> What you will do
Reproduce all the entries exactly and keep the pictures out.

> Data to use
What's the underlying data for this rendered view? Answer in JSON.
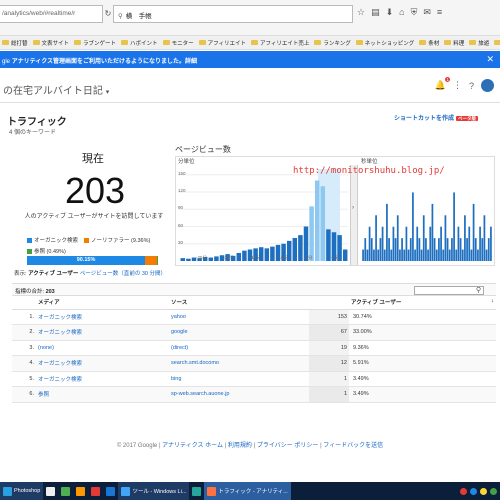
{
  "browser": {
    "url": "/analytics/web/#realtime/r",
    "search_text": "横　手帳",
    "chrome_icons": [
      "star-icon",
      "clipboard-icon",
      "download-icon",
      "home-icon",
      "shield-icon",
      "chat-icon",
      "menu-icon"
    ]
  },
  "bookmarks": [
    {
      "label": "総打替"
    },
    {
      "label": "文表サイト"
    },
    {
      "label": "ラブンゲート"
    },
    {
      "label": "ハボイント"
    },
    {
      "label": "モニター"
    },
    {
      "label": "アフィリエイト"
    },
    {
      "label": "アフィリエイト売上"
    },
    {
      "label": "ランキング"
    },
    {
      "label": "ネットショッピング"
    },
    {
      "label": "条材"
    },
    {
      "label": "料理"
    },
    {
      "label": "旅遊"
    },
    {
      "label": "保険"
    }
  ],
  "notice": {
    "prefix": "gle",
    "text": "アナリティクス管理画面をご利用いただけるようになりました。詳細",
    "close": "✕"
  },
  "header": {
    "property_name": "の在宅アルバイト日記",
    "notification_count": "1"
  },
  "report": {
    "title": "トラフィック",
    "subtitle": "4 個のキーワード",
    "shortcut": "ショートカットを作成",
    "beta": "ベータ版"
  },
  "summary": {
    "now_label": "現在",
    "active_users": "203",
    "description": "人のアクティブ ユーザーがサイトを訪問しています",
    "legend": [
      {
        "label": "オーガニック検索",
        "color": "#1e88e5"
      },
      {
        "label": "ノーリファラー (9.36%)",
        "color": "#f57c00"
      },
      {
        "label": "参照 (0.49%)",
        "color": "#43a047"
      }
    ],
    "bar_label": "90.15%",
    "bar_fractions": [
      0.9015,
      0.0936,
      0.0049
    ]
  },
  "tabs": {
    "label": "表示:",
    "active": "アクティブ ユーザー",
    "other": "ページビュー数（直前の 30 分間）"
  },
  "chart": {
    "title": "ページビュー数",
    "left_label": "分単位",
    "right_label": "秒単位",
    "watermark": "http://monitorshuhu.blog.jp/",
    "left_yticks": [
      "150",
      "120",
      "90",
      "60",
      "30"
    ],
    "left_xticks": [
      "-25分",
      "-20分",
      "-15分",
      "-10分",
      "-5分",
      "-1分"
    ],
    "collapse": "›"
  },
  "chart_data": [
    {
      "type": "bar",
      "title": "分単位",
      "x": [
        -30,
        -29,
        -28,
        -27,
        -26,
        -25,
        -24,
        -23,
        -22,
        -21,
        -20,
        -19,
        -18,
        -17,
        -16,
        -15,
        -14,
        -13,
        -12,
        -11,
        -10,
        -9,
        -8,
        -7,
        -6,
        -5,
        -4,
        -3,
        -2,
        -1
      ],
      "values": [
        5,
        4,
        6,
        5,
        7,
        6,
        8,
        10,
        12,
        9,
        14,
        18,
        20,
        22,
        24,
        22,
        25,
        28,
        30,
        35,
        40,
        45,
        60,
        95,
        140,
        130,
        55,
        50,
        45,
        20
      ],
      "ylim": [
        0,
        160
      ],
      "yticks": [
        30,
        60,
        90,
        120,
        150
      ]
    },
    {
      "type": "bar",
      "title": "秒単位",
      "x": [
        -60,
        -59,
        -58,
        -57,
        -56,
        -55,
        -54,
        -53,
        -52,
        -51,
        -50,
        -49,
        -48,
        -47,
        -46,
        -45,
        -44,
        -43,
        -42,
        -41,
        -40,
        -39,
        -38,
        -37,
        -36,
        -35,
        -34,
        -33,
        -32,
        -31,
        -30,
        -29,
        -28,
        -27,
        -26,
        -25,
        -24,
        -23,
        -22,
        -21,
        -20,
        -19,
        -18,
        -17,
        -16,
        -15,
        -14,
        -13,
        -12,
        -11,
        -10,
        -9,
        -8,
        -7,
        -6,
        -5,
        -4,
        -3,
        -2,
        -1
      ],
      "values": [
        1,
        2,
        1,
        3,
        2,
        1,
        4,
        1,
        2,
        3,
        1,
        5,
        2,
        1,
        3,
        2,
        4,
        1,
        2,
        1,
        3,
        1,
        2,
        6,
        1,
        3,
        2,
        1,
        4,
        2,
        1,
        3,
        5,
        2,
        1,
        2,
        3,
        1,
        4,
        2,
        1,
        2,
        6,
        1,
        3,
        2,
        1,
        4,
        2,
        3,
        1,
        5,
        2,
        1,
        3,
        2,
        4,
        1,
        2,
        3
      ],
      "ylim": [
        0,
        7
      ]
    }
  ],
  "table": {
    "total_label": "指標の合計:",
    "total_value": "203",
    "headers": {
      "media": "メディア",
      "source": "ソース",
      "active_users": "アクティブ ユーザー",
      "sort": "↓"
    },
    "rows": [
      {
        "rank": "1.",
        "media": "オーガニック検索",
        "source": "yahoo",
        "count": "153",
        "pct": "30.74%"
      },
      {
        "rank": "2.",
        "media": "オーガニック検索",
        "source": "google",
        "count": "67",
        "pct": "33.00%"
      },
      {
        "rank": "3.",
        "media": "(none)",
        "source": "(direct)",
        "count": "19",
        "pct": "9.36%"
      },
      {
        "rank": "4.",
        "media": "オーガニック検索",
        "source": "search.smt.docomo",
        "count": "12",
        "pct": "5.91%"
      },
      {
        "rank": "5.",
        "media": "オーガニック検索",
        "source": "bing",
        "count": "1",
        "pct": "3.49%"
      },
      {
        "rank": "6.",
        "media": "参照",
        "source": "sp-web.search.auone.jp",
        "count": "1",
        "pct": "3.49%"
      }
    ]
  },
  "footer": {
    "copyright": "© 2017 Google",
    "links": [
      "アナリティクス ホーム",
      "利用規約",
      "プライバシー ポリシー",
      "フィードバックを送信"
    ],
    "sep": " | "
  },
  "taskbar": {
    "items": [
      {
        "label": "Photoshop",
        "color": "#2aa0e0"
      },
      {
        "label": "",
        "color": "#eee"
      },
      {
        "label": "",
        "color": "#4caf50"
      },
      {
        "label": "",
        "color": "#ff9800"
      },
      {
        "label": "",
        "color": "#e53935"
      },
      {
        "label": "",
        "color": "#1976d2"
      },
      {
        "label": "ツール - Windows Li...",
        "color": "#42a5f5"
      },
      {
        "label": "",
        "color": "#26a69a"
      },
      {
        "label": "トラフィック - アナリティ...",
        "color": "#ff7043"
      }
    ]
  }
}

> Reply to the exercise
What's the underlying data for this rendered view? Answer in JSON.
{
  "browser": {
    "url": "/analytics/web/#realtime/r",
    "search_text": "横　手帳",
    "chrome_icons": [
      "star-icon",
      "clipboard-icon",
      "download-icon",
      "home-icon",
      "shield-icon",
      "chat-icon",
      "menu-icon"
    ]
  },
  "bookmarks": [
    {
      "label": "総打替"
    },
    {
      "label": "文表サイト"
    },
    {
      "label": "ラブンゲート"
    },
    {
      "label": "ハボイント"
    },
    {
      "label": "モニター"
    },
    {
      "label": "アフィリエイト"
    },
    {
      "label": "アフィリエイト売上"
    },
    {
      "label": "ランキング"
    },
    {
      "label": "ネットショッピング"
    },
    {
      "label": "条材"
    },
    {
      "label": "料理"
    },
    {
      "label": "旅遊"
    },
    {
      "label": "保険"
    }
  ],
  "notice": {
    "prefix": "gle",
    "text": "アナリティクス管理画面をご利用いただけるようになりました。詳細",
    "close": "✕"
  },
  "header": {
    "property_name": "の在宅アルバイト日記",
    "notification_count": "1"
  },
  "report": {
    "title": "トラフィック",
    "subtitle": "4 個のキーワード",
    "shortcut": "ショートカットを作成",
    "beta": "ベータ版"
  },
  "summary": {
    "now_label": "現在",
    "active_users": "203",
    "description": "人のアクティブ ユーザーがサイトを訪問しています",
    "legend": [
      {
        "label": "オーガニック検索",
        "color": "#1e88e5"
      },
      {
        "label": "ノーリファラー (9.36%)",
        "color": "#f57c00"
      },
      {
        "label": "参照 (0.49%)",
        "color": "#43a047"
      }
    ],
    "bar_label": "90.15%",
    "bar_fractions": [
      0.9015,
      0.0936,
      0.0049
    ]
  },
  "tabs": {
    "label": "表示:",
    "active": "アクティブ ユーザー",
    "other": "ページビュー数（直前の 30 分間）"
  },
  "chart": {
    "title": "ページビュー数",
    "left_label": "分単位",
    "right_label": "秒単位",
    "watermark": "http://monitorshuhu.blog.jp/",
    "left_yticks": [
      "150",
      "120",
      "90",
      "60",
      "30"
    ],
    "left_xticks": [
      "-25分",
      "-20分",
      "-15分",
      "-10分",
      "-5分",
      "-1分"
    ],
    "collapse": "›"
  },
  "chart_data": [
    {
      "type": "bar",
      "title": "分単位",
      "x": [
        -30,
        -29,
        -28,
        -27,
        -26,
        -25,
        -24,
        -23,
        -22,
        -21,
        -20,
        -19,
        -18,
        -17,
        -16,
        -15,
        -14,
        -13,
        -12,
        -11,
        -10,
        -9,
        -8,
        -7,
        -6,
        -5,
        -4,
        -3,
        -2,
        -1
      ],
      "values": [
        5,
        4,
        6,
        5,
        7,
        6,
        8,
        10,
        12,
        9,
        14,
        18,
        20,
        22,
        24,
        22,
        25,
        28,
        30,
        35,
        40,
        45,
        60,
        95,
        140,
        130,
        55,
        50,
        45,
        20
      ],
      "ylim": [
        0,
        160
      ],
      "yticks": [
        30,
        60,
        90,
        120,
        150
      ]
    },
    {
      "type": "bar",
      "title": "秒単位",
      "x": [
        -60,
        -59,
        -58,
        -57,
        -56,
        -55,
        -54,
        -53,
        -52,
        -51,
        -50,
        -49,
        -48,
        -47,
        -46,
        -45,
        -44,
        -43,
        -42,
        -41,
        -40,
        -39,
        -38,
        -37,
        -36,
        -35,
        -34,
        -33,
        -32,
        -31,
        -30,
        -29,
        -28,
        -27,
        -26,
        -25,
        -24,
        -23,
        -22,
        -21,
        -20,
        -19,
        -18,
        -17,
        -16,
        -15,
        -14,
        -13,
        -12,
        -11,
        -10,
        -9,
        -8,
        -7,
        -6,
        -5,
        -4,
        -3,
        -2,
        -1
      ],
      "values": [
        1,
        2,
        1,
        3,
        2,
        1,
        4,
        1,
        2,
        3,
        1,
        5,
        2,
        1,
        3,
        2,
        4,
        1,
        2,
        1,
        3,
        1,
        2,
        6,
        1,
        3,
        2,
        1,
        4,
        2,
        1,
        3,
        5,
        2,
        1,
        2,
        3,
        1,
        4,
        2,
        1,
        2,
        6,
        1,
        3,
        2,
        1,
        4,
        2,
        3,
        1,
        5,
        2,
        1,
        3,
        2,
        4,
        1,
        2,
        3
      ],
      "ylim": [
        0,
        7
      ]
    }
  ],
  "table": {
    "total_label": "指標の合計:",
    "total_value": "203",
    "headers": {
      "media": "メディア",
      "source": "ソース",
      "active_users": "アクティブ ユーザー",
      "sort": "↓"
    },
    "rows": [
      {
        "rank": "1.",
        "media": "オーガニック検索",
        "source": "yahoo",
        "count": "153",
        "pct": "30.74%"
      },
      {
        "rank": "2.",
        "media": "オーガニック検索",
        "source": "google",
        "count": "67",
        "pct": "33.00%"
      },
      {
        "rank": "3.",
        "media": "(none)",
        "source": "(direct)",
        "count": "19",
        "pct": "9.36%"
      },
      {
        "rank": "4.",
        "media": "オーガニック検索",
        "source": "search.smt.docomo",
        "count": "12",
        "pct": "5.91%"
      },
      {
        "rank": "5.",
        "media": "オーガニック検索",
        "source": "bing",
        "count": "1",
        "pct": "3.49%"
      },
      {
        "rank": "6.",
        "media": "参照",
        "source": "sp-web.search.auone.jp",
        "count": "1",
        "pct": "3.49%"
      }
    ]
  },
  "footer": {
    "copyright": "© 2017 Google",
    "links": [
      "アナリティクス ホーム",
      "利用規約",
      "プライバシー ポリシー",
      "フィードバックを送信"
    ],
    "sep": " | "
  },
  "taskbar": {
    "items": [
      {
        "label": "Photoshop",
        "color": "#2aa0e0"
      },
      {
        "label": "",
        "color": "#eee"
      },
      {
        "label": "",
        "color": "#4caf50"
      },
      {
        "label": "",
        "color": "#ff9800"
      },
      {
        "label": "",
        "color": "#e53935"
      },
      {
        "label": "",
        "color": "#1976d2"
      },
      {
        "label": "ツール - Windows Li...",
        "color": "#42a5f5"
      },
      {
        "label": "",
        "color": "#26a69a"
      },
      {
        "label": "トラフィック - アナリティ...",
        "color": "#ff7043"
      }
    ]
  }
}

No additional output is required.